#### Written problem
Reproduce the listing that follows with no differences at all.

Collection entries:

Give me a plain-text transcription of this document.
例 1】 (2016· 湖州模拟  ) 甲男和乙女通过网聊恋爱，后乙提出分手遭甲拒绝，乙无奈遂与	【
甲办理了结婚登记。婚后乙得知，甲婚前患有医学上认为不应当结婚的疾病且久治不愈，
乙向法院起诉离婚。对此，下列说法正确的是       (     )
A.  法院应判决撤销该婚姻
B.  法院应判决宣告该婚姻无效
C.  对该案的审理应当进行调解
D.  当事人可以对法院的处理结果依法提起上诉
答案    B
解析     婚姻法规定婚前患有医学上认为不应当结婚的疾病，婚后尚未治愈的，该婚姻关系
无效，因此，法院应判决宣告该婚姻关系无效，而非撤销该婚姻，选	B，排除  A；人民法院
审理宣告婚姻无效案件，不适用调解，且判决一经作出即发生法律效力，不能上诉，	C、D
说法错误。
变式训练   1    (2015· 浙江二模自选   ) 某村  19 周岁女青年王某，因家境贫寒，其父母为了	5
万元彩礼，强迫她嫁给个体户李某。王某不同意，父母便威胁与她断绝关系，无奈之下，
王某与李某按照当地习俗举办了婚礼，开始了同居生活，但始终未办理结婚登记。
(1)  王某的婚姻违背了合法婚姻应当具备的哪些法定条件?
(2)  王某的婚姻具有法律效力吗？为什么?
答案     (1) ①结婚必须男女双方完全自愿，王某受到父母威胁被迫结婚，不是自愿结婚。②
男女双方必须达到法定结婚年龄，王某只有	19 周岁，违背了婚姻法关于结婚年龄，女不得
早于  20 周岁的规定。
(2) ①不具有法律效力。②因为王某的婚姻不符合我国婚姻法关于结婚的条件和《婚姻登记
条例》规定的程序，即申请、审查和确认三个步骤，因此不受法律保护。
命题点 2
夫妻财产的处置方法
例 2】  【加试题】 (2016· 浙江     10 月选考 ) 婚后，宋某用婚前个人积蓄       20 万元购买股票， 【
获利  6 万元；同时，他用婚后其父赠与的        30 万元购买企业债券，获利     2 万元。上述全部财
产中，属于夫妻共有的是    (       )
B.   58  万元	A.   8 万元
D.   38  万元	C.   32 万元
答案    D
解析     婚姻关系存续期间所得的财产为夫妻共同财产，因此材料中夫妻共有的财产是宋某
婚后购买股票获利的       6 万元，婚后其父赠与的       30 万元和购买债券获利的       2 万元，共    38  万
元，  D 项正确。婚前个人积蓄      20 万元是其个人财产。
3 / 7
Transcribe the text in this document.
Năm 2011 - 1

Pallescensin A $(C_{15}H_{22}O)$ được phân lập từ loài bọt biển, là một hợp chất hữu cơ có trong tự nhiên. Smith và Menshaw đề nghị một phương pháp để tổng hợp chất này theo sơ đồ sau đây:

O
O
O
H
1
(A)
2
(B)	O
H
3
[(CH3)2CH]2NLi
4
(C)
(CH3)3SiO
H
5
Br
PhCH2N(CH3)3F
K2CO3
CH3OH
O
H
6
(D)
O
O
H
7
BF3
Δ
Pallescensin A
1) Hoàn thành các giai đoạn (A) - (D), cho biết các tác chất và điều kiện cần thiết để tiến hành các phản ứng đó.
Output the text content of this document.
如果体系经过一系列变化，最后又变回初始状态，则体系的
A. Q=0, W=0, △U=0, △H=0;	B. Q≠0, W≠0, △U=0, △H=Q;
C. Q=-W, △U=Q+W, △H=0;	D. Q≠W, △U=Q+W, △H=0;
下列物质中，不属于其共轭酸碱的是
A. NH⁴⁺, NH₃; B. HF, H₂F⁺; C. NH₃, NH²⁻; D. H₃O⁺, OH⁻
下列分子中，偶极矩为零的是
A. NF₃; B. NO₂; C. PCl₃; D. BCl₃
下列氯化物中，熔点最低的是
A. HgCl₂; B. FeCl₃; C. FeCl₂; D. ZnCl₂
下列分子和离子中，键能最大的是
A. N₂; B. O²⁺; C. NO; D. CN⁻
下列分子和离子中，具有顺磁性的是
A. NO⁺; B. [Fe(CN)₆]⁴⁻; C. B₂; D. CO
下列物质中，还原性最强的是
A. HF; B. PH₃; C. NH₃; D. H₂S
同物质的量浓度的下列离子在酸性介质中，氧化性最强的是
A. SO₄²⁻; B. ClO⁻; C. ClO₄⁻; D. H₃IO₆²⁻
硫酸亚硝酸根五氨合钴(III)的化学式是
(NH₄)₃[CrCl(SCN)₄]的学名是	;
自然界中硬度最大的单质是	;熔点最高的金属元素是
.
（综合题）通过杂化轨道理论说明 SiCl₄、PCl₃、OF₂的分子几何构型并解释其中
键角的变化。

#### Completed exercise
Give me a plain-text transcription of this document.
例 1】 (2016· 湖州模拟  ) 甲男和乙女通过网聊恋爱，后乙提出分手遭甲拒绝，乙无奈遂与	【
甲办理了结婚登记。婚后乙得知，甲婚前患有医学上认为不应当结婚的疾病且久治不愈，
乙向法院起诉离婚。对此，下列说法正确的是       (     )
A.  法院应判决撤销该婚姻
B.  法院应判决宣告该婚姻无效
C.  对该案的审理应当进行调解
D.  当事人可以对法院的处理结果依法提起上诉
答案    B
解析     婚姻法规定婚前患有医学上认为不应当结婚的疾病，婚后尚未治愈的，该婚姻关系
无效，因此，法院应判决宣告该婚姻关系无效，而非撤销该婚姻，选	B，排除  A；人民法院
审理宣告婚姻无效案件，不适用调解，且判决一经作出即发生法律效力，不能上诉，	C、D
说法错误。
变式训练   1    (2015· 浙江二模自选   ) 某村  19 周岁女青年王某，因家境贫寒，其父母为了	5
万元彩礼，强迫她嫁给个体户李某。王某不同意，父母便威胁与她断绝关系，无奈之下，
王某与李某按照当地习俗举办了婚礼，开始了同居生活，但始终未办理结婚登记。
(1)  王某的婚姻违背了合法婚姻应当具备的哪些法定条件?
(2)  王某的婚姻具有法律效力吗？为什么?
答案     (1) ①结婚必须男女双方完全自愿，王某受到父母威胁被迫结婚，不是自愿结婚。②
男女双方必须达到法定结婚年龄，王某只有	19 周岁，违背了婚姻法关于结婚年龄，女不得
早于  20 周岁的规定。
(2) ①不具有法律效力。②因为王某的婚姻不符合我国婚姻法关于结婚的条件和《婚姻登记
条例》规定的程序，即申请、审查和确认三个步骤，因此不受法律保护。
命题点 2
夫妻财产的处置方法
例 2】  【加试题】 (2016· 浙江     10 月选考 ) 婚后，宋某用婚前个人积蓄       20 万元购买股票， 【
获利  6 万元；同时，他用婚后其父赠与的        30 万元购买企业债券，获利     2 万元。上述全部财
产中，属于夫妻共有的是    (       )
B.   58  万元	A.   8 万元
D.   38  万元	C.   32 万元
答案    D
解析     婚姻关系存续期间所得的财产为夫妻共同财产，因此材料中夫妻共有的财产是宋某
婚后购买股票获利的       6 万元，婚后其父赠与的       30 万元和购买债券获利的       2 万元，共    38  万
元，  D 项正确。婚前个人积蓄      20 万元是其个人财产。
3 / 7
Transcribe the text in this document.
Năm 2011 - 1

Pallescensin A $(C_{15}H_{22}O)$ được phân lập từ loài bọt biển, là một hợp chất hữu cơ có trong tự nhiên. Smith và Menshaw đề nghị một phương pháp để tổng hợp chất này theo sơ đồ sau đây:

O
O
O
H
1
(A)
2
(B)	O
H
3
[(CH3)2CH]2NLi
4
(C)
(CH3)3SiO
H
5
Br
PhCH2N(CH3)3F
K2CO3
CH3OH
O
H
6
(D)
O
O
H
7
BF3
Δ
Pallescensin A
1) Hoàn thành các giai đoạn (A) - (D), cho biết các tác chất và điều kiện cần thiết để tiến hành các phản ứng đó.
Output the text content of this document.
如果体系经过一系列变化，最后又变回初始状态，则体系的
A. Q=0, W=0, △U=0, △H=0;	B. Q≠0, W≠0, △U=0, △H=Q;
C. Q=-W, △U=Q+W, △H=0;	D. Q≠W, △U=Q+W, △H=0;
下列物质中，不属于其共轭酸碱的是
A. NH⁴⁺, NH₃; B. HF, H₂F⁺; C. NH₃, NH²⁻; D. H₃O⁺, OH⁻
下列分子中，偶极矩为零的是
A. NF₃; B. NO₂; C. PCl₃; D. BCl₃
下列氯化物中，熔点最低的是
A. HgCl₂; B. FeCl₃; C. FeCl₂; D. ZnCl₂
下列分子和离子中，键能最大的是
A. N₂; B. O²⁺; C. NO; D. CN⁻
下列分子和离子中，具有顺磁性的是
A. NO⁺; B. [Fe(CN)₆]⁴⁻; C. B₂; D. CO
下列物质中，还原性最强的是
A. HF; B. PH₃; C. NH₃; D. H₂S
同物质的量浓度的下列离子在酸性介质中，氧化性最强的是
A. SO₄²⁻; B. ClO⁻; C. ClO₄⁻; D. H₃IO₆²⁻
硫酸亚硝酸根五氨合钴(III)的化学式是
(NH₄)₃[CrCl(SCN)₄]的学名是	;
自然界中硬度最大的单质是	;熔点最高的金属元素是
.
（综合题）通过杂化轨道理论说明 SiCl₄、PCl₃、OF₂的分子几何构型并解释其中
键角的变化。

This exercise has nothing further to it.